Provided text:
The Generalized Anxiety Disorder questionnaire (GAD-7) [19, 22].

The GAD-7 is a screening tool for general anxiety disorder which consists of seven items with four-point Likert responses and scores from 0 to 21, with higher scores suggesting worse symptoms. The Shona language version was validated in a Zimbabwean primary care context against a diagnosis of GAD. Its optimal cut-off of ≥10 showed a sensitivity of 89% and specificity of 73% with high internal reliability (Cronbach α = 0.87). We defined the severity of anxiety at baseline according to the established GAD-7 categories (0–4 no, 5–9 mild, 10–14 moderate and 15–21 severe anxiety).

The WHO Disability Assessment Schedule (WHO-DAS 2) [19].

The WHO-DAS 2 is a 12-item score for disability which ranges from 0–48, with higher scores indicating higher disability.

Friendship bench intervention

The FB intervention consists of six sessions of culturally adapted problem-solving therapy and simple behavioural activation for depression delivered by a trained lay counsellor on a bench in a discreet area outside the clinic [16, 17]. The first session was delivered on the day of enrolment with subsequent weekly sessions. If a participant missed a session, the counsellor got in touch by phone or SMS to encourage adherence to problem-solving therapy and re-schedule the next session. Patients were also invited to a peer-led support group with an income generation component, known as Circle Kubatana Tose. Twelve trained lay health counsellors employed by the City of Harare Health Department delivered the FB intervention, supervised on a two-weekly basis by a mental health care professional from the FB team. All counsellors were experienced in delivering the intervention and had treated patients in the previous FB clinical trial [18] The initial training lasted nine days and included knowledge on common mental disorders, counselling skills, problem-solving therapy, and self-care. All lay counsellors attended a group discussion where lessons from the earlier trial were shared, including how they addressed depression in PLWH. A five-day refresher training on problem-solving therapy was then carried out with core modules on counselling PLWH and management of participants with ‘red flags’ to empower the task-shifting approach and limit referral to tertiary care.

Extracted records:
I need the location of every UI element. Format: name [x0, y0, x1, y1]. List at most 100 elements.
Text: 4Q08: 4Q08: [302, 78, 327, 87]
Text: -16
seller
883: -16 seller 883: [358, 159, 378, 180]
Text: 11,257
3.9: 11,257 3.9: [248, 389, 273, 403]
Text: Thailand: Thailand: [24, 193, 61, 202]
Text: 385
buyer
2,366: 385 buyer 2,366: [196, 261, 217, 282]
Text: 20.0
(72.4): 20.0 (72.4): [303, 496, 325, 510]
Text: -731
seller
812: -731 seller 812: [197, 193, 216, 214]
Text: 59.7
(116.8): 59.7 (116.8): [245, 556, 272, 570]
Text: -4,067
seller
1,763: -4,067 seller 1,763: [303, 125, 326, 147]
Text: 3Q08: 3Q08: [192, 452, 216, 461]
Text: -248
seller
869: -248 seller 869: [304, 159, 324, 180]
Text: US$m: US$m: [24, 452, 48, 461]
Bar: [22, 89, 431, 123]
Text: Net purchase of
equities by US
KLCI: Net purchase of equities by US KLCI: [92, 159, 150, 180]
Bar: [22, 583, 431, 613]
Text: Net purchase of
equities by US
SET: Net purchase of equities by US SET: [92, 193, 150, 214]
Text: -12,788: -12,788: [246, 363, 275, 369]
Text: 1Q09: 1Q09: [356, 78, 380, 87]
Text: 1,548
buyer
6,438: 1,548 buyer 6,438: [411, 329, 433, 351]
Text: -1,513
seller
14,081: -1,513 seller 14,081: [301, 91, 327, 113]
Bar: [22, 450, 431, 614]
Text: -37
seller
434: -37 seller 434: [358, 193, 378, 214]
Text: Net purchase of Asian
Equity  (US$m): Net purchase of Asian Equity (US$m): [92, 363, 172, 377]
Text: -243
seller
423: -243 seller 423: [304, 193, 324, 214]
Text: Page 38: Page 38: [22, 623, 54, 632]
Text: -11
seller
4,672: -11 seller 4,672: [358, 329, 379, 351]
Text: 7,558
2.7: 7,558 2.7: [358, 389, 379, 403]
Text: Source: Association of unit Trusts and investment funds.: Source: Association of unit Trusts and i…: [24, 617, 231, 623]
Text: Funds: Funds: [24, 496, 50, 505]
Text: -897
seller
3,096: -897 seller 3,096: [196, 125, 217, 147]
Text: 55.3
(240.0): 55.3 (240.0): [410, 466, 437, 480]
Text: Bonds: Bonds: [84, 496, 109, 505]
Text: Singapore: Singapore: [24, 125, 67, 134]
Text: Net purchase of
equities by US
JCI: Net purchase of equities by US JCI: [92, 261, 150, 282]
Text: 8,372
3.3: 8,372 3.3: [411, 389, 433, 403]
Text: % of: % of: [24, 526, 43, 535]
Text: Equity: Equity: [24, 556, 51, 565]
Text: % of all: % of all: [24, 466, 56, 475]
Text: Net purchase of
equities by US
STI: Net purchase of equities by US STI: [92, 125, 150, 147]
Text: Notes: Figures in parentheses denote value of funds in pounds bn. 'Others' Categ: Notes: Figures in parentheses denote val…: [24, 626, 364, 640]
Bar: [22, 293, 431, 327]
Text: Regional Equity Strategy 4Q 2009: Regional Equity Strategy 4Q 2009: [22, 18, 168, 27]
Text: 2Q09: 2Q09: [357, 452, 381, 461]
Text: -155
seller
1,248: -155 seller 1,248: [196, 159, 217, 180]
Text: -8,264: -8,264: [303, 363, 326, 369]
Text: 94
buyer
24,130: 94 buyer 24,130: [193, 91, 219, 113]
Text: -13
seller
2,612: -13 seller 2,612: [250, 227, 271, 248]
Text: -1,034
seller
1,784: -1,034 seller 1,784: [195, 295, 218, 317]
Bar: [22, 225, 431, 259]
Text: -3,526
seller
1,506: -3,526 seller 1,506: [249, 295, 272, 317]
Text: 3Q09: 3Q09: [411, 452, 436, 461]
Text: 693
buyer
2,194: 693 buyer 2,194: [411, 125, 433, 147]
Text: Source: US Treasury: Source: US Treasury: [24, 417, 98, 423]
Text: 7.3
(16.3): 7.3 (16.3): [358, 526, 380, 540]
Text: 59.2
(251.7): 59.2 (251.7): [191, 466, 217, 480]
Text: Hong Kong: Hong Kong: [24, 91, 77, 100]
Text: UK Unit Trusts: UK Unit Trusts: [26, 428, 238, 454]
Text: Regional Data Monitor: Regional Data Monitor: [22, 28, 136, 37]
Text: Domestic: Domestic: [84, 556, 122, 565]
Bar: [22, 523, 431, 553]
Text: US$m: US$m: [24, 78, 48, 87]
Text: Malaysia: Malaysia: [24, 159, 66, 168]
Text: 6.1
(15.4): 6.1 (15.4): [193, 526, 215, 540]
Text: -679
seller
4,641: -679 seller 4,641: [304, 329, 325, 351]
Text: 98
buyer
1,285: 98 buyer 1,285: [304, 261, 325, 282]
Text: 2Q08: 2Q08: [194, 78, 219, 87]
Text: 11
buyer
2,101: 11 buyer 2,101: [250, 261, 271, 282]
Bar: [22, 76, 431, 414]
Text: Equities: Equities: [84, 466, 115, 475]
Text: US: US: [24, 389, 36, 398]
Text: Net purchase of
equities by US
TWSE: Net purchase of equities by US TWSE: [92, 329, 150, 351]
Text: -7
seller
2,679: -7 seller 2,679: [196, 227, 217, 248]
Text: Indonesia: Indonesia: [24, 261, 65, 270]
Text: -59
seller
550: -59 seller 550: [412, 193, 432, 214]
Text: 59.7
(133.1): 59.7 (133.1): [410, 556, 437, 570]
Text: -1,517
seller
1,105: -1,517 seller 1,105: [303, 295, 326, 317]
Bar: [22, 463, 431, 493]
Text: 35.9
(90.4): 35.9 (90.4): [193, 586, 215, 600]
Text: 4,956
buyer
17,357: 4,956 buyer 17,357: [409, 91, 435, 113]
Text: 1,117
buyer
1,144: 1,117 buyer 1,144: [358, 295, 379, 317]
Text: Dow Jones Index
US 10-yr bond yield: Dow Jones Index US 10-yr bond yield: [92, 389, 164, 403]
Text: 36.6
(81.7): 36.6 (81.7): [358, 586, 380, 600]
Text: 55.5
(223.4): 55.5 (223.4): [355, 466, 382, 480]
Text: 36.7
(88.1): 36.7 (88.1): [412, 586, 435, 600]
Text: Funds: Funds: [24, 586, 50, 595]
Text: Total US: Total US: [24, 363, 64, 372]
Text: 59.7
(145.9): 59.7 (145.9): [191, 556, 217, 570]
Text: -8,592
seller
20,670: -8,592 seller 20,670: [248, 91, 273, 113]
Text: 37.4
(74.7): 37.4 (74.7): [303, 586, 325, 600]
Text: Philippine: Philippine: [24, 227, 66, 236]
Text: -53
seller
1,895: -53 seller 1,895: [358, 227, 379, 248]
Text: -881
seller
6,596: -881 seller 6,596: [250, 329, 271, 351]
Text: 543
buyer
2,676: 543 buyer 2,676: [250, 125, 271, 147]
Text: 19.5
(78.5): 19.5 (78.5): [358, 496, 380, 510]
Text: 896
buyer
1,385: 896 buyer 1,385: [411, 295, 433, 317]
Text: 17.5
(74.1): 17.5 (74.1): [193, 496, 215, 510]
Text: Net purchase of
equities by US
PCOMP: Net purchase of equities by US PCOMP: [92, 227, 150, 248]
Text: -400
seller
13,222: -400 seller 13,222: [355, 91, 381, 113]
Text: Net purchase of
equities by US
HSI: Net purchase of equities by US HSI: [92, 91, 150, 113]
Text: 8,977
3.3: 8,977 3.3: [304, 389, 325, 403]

Required work: Please decide whether each statement below agrees with the Friendship Bench methods text, answering yes or no and quoting the deciding words of the text. 1. The Friendship Bench intervention consists of six sessions. 2. The WHO-DAS 2 has seven items. 3. The initial counsellor training lasted five days.

Solution for this exercise:
1. Yes: "The FB intervention consists of six sessions"
2. No: "The WHO-DAS 2 is a 12-item score for disability"
3. No: "The initial training lasted nine days"